#### [Your task]
Find each line with the word "福建省农村卫生协会" and state how many there are, nothing more.
* Begin Material for this task *
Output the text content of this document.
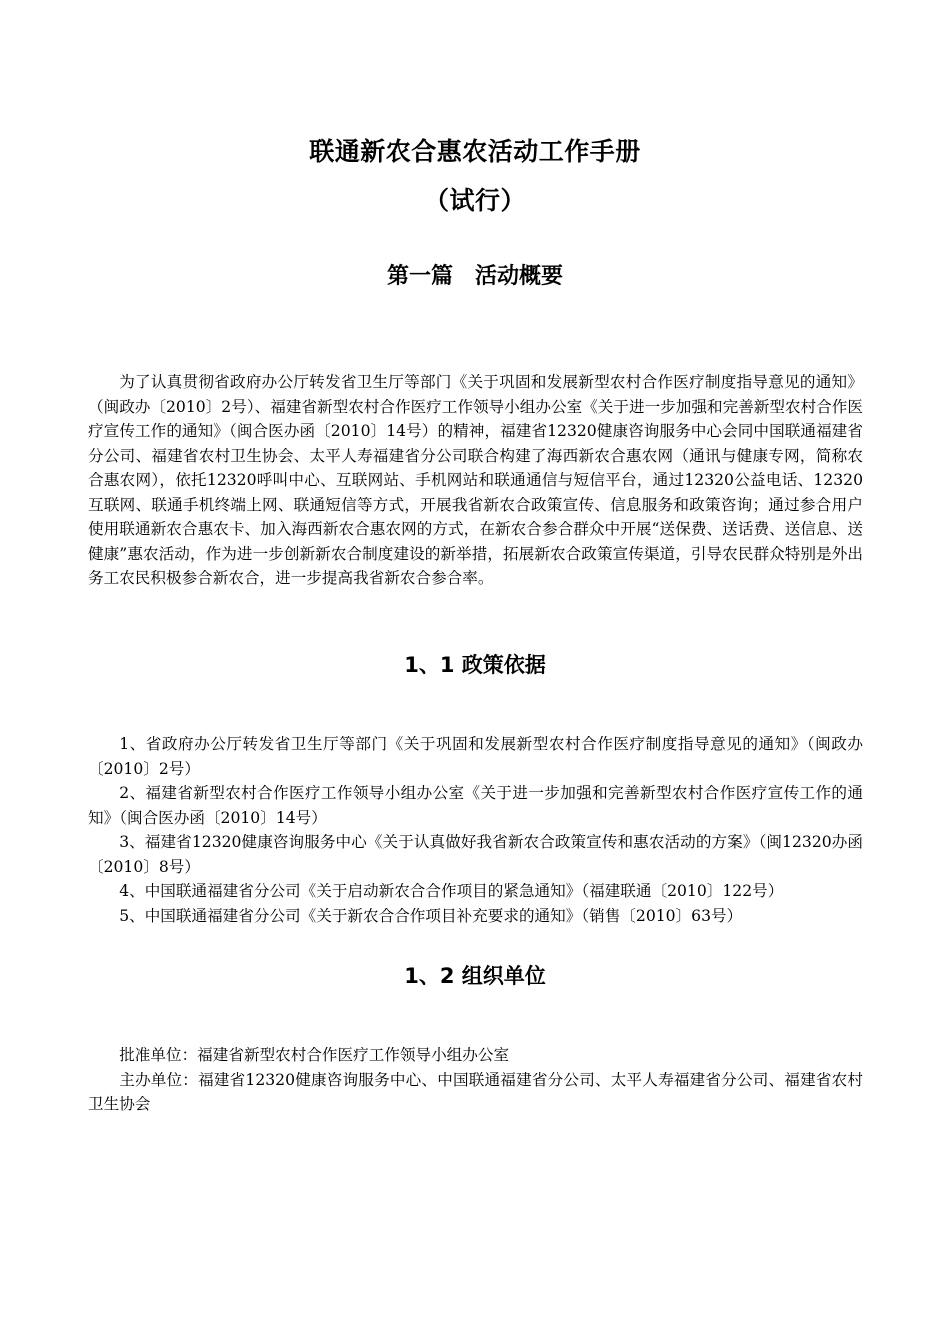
联通新农合惠农活动工作手册
（试行）
第一篇　活动概要

为了认真贯彻省政府办公厅转发省卫生厅等部门《关于巩固和发展新型农村合作医疗制度指导意见的通知》（闽政办〔2010〕2号）、福建省新型农村合作医疗工作领导小组办公室《关于进一步加强和完善新型农村合作医疗宣传工作的通知》（闽合医办函〔2010〕14号）的精神，福建省12320健康咨询服务中心会同中国联通福建省分公司、福建省农村卫生协会、太平人寿福建省分公司联合构建了海西新农合惠农网（通讯与健康专网，简称农合惠农网），依托12320呼叫中心、互联网站、手机网站和联通通信与短信平台，通过12320公益电话、12320互联网、联通手机终端上网、联通短信等方式，开展我省新农合政策宣传、信息服务和政策咨询；通过参合用户使用联通新农合惠农卡、加入海西新农合惠农网的方式，在新农合参合群众中开展“送保费、送话费、送信息、送健康”惠农活动，作为进一步创新新农合制度建设的新举措，拓展新农合政策宣传渠道，引导农民群众特别是外出务工农民积极参合新农合，进一步提高我省新农合参合率。

1、1 政策依据

1、省政府办公厅转发省卫生厅等部门《关于巩固和发展新型农村合作医疗制度指导意见的通知》（闽政办〔2010〕2号）

2、福建省新型农村合作医疗工作领导小组办公室《关于进一步加强和完善新型农村合作医疗宣传工作的通知》（闽合医办函〔2010〕14号）

3、福建省12320健康咨询服务中心《关于认真做好我省新农合政策宣传和惠农活动的方案》（闽12320办函〔2010〕8号）

4、中国联通福建省分公司《关于启动新农合合作项目的紧急通知》（福建联通〔2010〕122号）

5、中国联通福建省分公司《关于新农合合作项目补充要求的通知》（销售〔2010〕63号）

1、2 组织单位

批准单位：福建省新型农村合作医疗工作领导小组办公室

主办单位：福建省12320健康咨询服务中心、中国联通福建省分公司、太平人寿福建省分公司、福建省农村卫生协会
* End Material for this task *
#### [Problem solution]
2